• [EXERCISE PROMPT] Render the listing below as a JSON array of strings, one string per line with blank lines omitted. Include only the lines from the start of the listing through the line containing "1141, 897, 1200]", both ends included.
— BEGIN SOURCE MATERIAL —
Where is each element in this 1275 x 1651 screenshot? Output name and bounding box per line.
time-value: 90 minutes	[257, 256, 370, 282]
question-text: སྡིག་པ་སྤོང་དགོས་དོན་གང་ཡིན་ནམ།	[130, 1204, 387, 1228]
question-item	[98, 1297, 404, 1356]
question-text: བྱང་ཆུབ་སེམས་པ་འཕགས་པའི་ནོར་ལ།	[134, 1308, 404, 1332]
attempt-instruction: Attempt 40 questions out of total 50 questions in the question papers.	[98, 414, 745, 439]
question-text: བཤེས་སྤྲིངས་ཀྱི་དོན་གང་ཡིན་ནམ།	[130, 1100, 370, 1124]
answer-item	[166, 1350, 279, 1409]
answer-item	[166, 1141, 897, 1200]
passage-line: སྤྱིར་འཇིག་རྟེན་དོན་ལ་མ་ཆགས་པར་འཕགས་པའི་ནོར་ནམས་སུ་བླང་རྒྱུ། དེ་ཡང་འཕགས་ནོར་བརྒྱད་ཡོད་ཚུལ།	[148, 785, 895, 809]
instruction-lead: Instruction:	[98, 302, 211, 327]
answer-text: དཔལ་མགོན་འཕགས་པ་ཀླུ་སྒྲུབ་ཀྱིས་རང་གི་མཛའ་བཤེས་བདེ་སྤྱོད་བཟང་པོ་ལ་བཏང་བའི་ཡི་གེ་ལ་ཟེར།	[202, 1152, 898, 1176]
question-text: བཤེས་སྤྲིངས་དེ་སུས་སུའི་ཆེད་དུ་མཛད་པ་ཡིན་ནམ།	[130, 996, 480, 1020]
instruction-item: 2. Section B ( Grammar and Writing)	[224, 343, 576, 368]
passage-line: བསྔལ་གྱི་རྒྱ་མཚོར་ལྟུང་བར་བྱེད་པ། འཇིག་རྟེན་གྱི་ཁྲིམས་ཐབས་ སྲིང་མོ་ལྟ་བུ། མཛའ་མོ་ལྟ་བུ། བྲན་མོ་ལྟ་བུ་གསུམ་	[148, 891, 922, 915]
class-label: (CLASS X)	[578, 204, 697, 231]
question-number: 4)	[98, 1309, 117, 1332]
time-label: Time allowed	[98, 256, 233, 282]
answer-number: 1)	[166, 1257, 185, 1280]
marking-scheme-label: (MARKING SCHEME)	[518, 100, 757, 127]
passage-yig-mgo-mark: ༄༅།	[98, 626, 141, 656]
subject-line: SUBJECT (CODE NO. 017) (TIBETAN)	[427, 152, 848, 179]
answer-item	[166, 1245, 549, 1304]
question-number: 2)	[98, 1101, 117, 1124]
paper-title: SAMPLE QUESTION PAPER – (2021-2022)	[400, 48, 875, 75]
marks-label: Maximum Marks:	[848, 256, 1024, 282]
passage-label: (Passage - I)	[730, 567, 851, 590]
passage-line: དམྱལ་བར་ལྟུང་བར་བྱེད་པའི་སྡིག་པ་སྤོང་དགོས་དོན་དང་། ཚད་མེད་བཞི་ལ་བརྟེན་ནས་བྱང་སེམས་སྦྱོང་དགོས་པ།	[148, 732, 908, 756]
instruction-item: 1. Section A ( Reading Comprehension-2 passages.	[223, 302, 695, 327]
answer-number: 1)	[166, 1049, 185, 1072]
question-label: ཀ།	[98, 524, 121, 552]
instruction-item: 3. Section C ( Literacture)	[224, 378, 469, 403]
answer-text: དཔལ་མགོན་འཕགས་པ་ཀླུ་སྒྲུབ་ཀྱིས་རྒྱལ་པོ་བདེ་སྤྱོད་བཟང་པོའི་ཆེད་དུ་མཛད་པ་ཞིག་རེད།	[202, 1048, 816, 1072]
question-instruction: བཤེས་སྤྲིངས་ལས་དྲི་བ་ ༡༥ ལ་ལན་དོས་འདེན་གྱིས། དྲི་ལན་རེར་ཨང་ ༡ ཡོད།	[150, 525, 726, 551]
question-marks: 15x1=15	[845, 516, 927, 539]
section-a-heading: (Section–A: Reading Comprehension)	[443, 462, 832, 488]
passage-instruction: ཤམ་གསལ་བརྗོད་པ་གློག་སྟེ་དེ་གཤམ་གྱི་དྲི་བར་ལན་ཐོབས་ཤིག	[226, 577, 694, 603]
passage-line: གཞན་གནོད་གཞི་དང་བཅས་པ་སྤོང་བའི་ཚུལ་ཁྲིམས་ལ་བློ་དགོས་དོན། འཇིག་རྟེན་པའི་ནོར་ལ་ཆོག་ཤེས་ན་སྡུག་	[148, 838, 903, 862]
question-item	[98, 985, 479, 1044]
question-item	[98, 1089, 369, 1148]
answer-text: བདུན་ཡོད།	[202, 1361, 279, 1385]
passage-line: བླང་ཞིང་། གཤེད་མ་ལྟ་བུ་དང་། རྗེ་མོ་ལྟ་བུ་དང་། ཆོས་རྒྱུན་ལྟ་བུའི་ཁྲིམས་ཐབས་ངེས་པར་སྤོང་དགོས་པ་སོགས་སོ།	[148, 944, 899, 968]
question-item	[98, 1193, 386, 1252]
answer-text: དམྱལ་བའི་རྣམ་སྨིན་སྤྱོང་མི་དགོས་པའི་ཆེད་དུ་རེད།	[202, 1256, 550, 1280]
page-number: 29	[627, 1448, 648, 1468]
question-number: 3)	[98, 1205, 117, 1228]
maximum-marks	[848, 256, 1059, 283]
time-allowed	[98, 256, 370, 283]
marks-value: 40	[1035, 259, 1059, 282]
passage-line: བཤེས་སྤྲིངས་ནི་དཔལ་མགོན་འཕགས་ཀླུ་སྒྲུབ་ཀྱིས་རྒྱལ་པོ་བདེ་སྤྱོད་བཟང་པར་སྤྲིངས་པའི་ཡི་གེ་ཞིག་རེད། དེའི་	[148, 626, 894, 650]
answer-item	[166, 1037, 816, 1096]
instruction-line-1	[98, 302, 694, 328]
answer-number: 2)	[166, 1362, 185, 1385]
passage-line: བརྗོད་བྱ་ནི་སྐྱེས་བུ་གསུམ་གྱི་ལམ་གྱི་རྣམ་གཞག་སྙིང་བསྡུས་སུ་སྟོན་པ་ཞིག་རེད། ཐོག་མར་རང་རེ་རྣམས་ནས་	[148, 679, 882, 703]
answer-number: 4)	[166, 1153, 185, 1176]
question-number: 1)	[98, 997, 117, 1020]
— END SOURCE MATERIAL —
• [COMPLETED EXERCISE]
[
  "Where is each element in this 1275 x 1651 screenshot? Output name and bounding box per line.",
  "time-value: 90 minutes\t[257, 256, 370, 282]",
  "question-text: སྡིག་པ་སྤོང་དགོས་དོན་གང་ཡིན་ནམ།\t[130, 1204, 387, 1228]",
  "question-item\t[98, 1297, 404, 1356]",
  "question-text: བྱང་ཆུབ་སེམས་པ་འཕགས་པའི་ནོར་ལ།\t[134, 1308, 404, 1332]",
  "attempt-instruction: Attempt 40 questions out of total 50 questions in the question papers.\t[98, 414, 745, 439]",
  "question-text: བཤེས་སྤྲིངས་ཀྱི་དོན་གང་ཡིན་ནམ།\t[130, 1100, 370, 1124]",
  "answer-item\t[166, 1350, 279, 1409]",
  "answer-item\t[166, 1141, 897, 1200]"
]